▶ Required work:
Find each line in the following listing that has the string "time", then state the count and nothing else.

----------

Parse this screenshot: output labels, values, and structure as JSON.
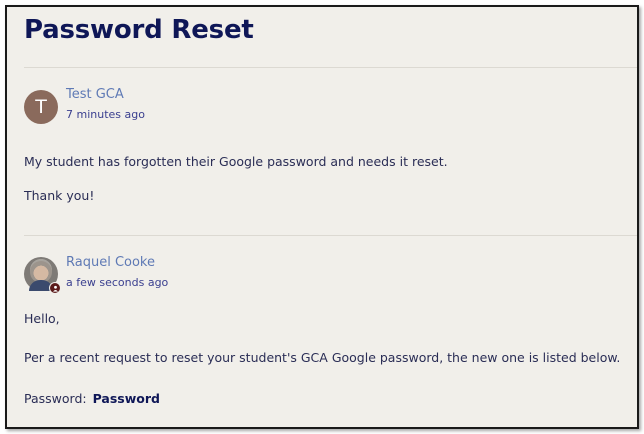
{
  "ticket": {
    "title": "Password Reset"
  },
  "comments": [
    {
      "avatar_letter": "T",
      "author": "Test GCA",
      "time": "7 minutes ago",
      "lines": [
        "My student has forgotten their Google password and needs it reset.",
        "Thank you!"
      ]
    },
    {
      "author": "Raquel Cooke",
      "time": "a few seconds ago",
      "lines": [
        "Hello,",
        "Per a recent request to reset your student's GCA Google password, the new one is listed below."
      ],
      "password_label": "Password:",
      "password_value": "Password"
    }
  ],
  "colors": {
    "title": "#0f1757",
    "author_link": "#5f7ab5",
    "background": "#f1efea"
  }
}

----------

▶ Response for this exercise:
2